EXTRACT: Begin
We have a Bewick's wren that has nested in a defunct newspaper box (the old-fashioned type that used to go alongside your mailbox) on our side porch. It was there last year and returned this year, and hearing the little babies cheep just outside is worth the hassle of trying to avoid using the side door until they fledge.Unfortunately, an unknown cat appears to have discovered them. The nest is in the back of the box, and there was actually a garden hoe in front of it. We discovered the problem when we came home to find the hoe on the ground (I don't think the wren pushed it out!), and have since confirmed seeing a cat lurking about. The box is unpleasantly accessible.. what has saved them so far I think is that cat arms aren't long enough to reach the back.Any ideas on how to protect the wren and her little ones?
Gather several types of HOT peppers. Put them and water in a blender and mix thoroughly. Stain and add more water plus veggie oil. Put in spray bottle and spray area around box, ground , post etc. anywhere the cat may walk or climb. This will deter him/her. I use this on my plants to chase off worms and things.jimor a paint ball gun,,,yellow is good for cats.
Gather several types of HOT peppers. Put them and water in a blender and mix thoroughly. Stain and add more water plus veggie oil. Put in spray bottle and spray area around box, ground , post etc. anywhere the cat may walk or climb. -----Hmm.. I don't know if this will be feasible - most of what I'd have to spray would be parts of our porch and steps, etc. Might stain the wood, I would think. (plus, I might eat all the hot peppers before they get sprayed - yum!) :-)or a paint ball gun,,,yellow is good for cats.------That actually might be more feasible - but would a paintball have enough of a kick to hurt a small animal like a cat? Startle, mark, and make it smart are all ok - injury is something I might think hard about on a bad day, but I wouldn't actually go there. We had bad neighbors a while back who refused to even bell their cat (who roamed/hunted freely as they rarely let it inside or fed the poor thing). After it did in a nest of fledges in our yard that we'd been watching from birth, they just shrugged and said "that's what cats do".Well, sure, if you LET them. Domesticated felines aren't really supposed to be songbird predators, even if it comes naturally to them.. I'm sure the neighbors might have felt differently if we allowed our dogs to eat their cat (well, isn't that what dogs do?). Sheesh.Thanks for the ideas. I'm now picturing some chicken wire type of material, wrapped around the newspaper box, extending beyond the front opening. Narrower at the front - easy for a wren, but too small for a cat - and long enough to keep those cats paws out. Sort of a little tunnel.. think the wren could handle it? I don't want to freak out the birds - just the cat!
EXTRACT: End
**TASK SET:**
a) In the wren discussion, why does the poster doubt that the hot-pepper spray would be practical for them? Answer in one to three sentences.
b) Transcribe word for word the part of the wren discussion from "We have a Bewick's" to "her little ones?".
DATASET EXCERPTS: Begin
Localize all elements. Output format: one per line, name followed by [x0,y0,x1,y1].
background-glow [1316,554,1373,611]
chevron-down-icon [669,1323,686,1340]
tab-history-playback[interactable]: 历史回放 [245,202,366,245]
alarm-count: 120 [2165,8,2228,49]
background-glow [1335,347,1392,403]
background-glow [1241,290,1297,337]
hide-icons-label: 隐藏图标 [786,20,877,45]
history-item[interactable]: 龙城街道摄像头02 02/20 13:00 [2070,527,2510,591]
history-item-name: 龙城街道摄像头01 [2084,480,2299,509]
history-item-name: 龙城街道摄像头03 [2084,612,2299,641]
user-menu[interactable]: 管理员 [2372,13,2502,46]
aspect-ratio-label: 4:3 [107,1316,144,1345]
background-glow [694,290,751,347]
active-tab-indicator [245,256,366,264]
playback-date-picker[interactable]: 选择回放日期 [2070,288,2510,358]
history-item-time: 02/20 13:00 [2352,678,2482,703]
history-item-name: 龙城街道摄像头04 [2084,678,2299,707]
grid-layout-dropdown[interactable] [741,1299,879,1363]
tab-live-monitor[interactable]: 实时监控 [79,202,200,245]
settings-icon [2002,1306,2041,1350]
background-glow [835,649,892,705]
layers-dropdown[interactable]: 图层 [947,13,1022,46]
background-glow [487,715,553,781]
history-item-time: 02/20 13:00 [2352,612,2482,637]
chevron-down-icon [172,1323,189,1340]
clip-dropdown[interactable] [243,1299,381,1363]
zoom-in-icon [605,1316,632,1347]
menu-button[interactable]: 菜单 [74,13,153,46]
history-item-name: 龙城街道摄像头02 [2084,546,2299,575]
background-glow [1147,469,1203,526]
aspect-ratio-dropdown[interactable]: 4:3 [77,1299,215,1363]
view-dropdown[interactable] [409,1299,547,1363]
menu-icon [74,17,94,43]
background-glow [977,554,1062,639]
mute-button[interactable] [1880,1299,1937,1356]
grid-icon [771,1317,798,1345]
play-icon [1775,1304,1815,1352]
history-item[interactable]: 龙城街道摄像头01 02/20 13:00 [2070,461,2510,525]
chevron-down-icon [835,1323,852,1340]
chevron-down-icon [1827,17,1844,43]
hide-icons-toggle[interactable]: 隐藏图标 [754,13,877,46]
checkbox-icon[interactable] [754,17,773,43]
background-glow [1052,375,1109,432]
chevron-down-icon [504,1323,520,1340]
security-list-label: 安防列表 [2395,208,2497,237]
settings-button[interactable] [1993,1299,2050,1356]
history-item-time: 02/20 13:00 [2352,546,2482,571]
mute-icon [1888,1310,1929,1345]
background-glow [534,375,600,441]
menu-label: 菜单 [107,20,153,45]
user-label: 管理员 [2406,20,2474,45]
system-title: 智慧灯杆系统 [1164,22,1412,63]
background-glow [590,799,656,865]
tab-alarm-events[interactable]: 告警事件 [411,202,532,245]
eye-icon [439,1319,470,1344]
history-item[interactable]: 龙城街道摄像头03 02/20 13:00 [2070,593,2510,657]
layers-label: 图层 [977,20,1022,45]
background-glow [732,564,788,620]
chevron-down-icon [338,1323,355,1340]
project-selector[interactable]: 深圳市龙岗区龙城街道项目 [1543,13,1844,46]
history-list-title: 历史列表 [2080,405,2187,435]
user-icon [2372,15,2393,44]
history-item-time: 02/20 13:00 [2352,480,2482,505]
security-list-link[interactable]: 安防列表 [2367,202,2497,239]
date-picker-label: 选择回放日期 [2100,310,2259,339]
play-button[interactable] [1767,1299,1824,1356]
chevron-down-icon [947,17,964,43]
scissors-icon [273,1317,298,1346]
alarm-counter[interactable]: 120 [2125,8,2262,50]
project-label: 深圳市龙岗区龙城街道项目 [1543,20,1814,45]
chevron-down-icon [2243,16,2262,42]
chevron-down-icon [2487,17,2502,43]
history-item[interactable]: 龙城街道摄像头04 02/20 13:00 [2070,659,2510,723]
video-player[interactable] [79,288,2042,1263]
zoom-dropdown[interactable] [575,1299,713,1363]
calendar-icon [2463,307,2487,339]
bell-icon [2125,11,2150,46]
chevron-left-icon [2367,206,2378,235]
DATASET EXCERPTS: End
**TASK RESULTS:**
a) Most of what would need spraying is part of their porch and steps, and they think the spray might stain the wood.

b)
We have a Bewick's wren that has nested in a defunct newspaper box (the old-fashioned type that used to go alongside your mailbox) on our side porch. It was there last year and returned this year, and hearing the little babies cheep just outside is worth the hassle of trying to avoid using the side door until they fledge.Unfortunately, an unknown cat appears to have discovered them. The nest is in the back of the box, and there was actually a garden hoe in front of it. We discovered the problem when we came home to find the hoe on the ground (I don't think the wren pushed it out!), and have since confirmed seeing a cat lurking about. The box is unpleasantly accessible.. what has saved them so far I think is that cat arms aren't long enough to reach the back.Any ideas on how to protect the wren and her little ones?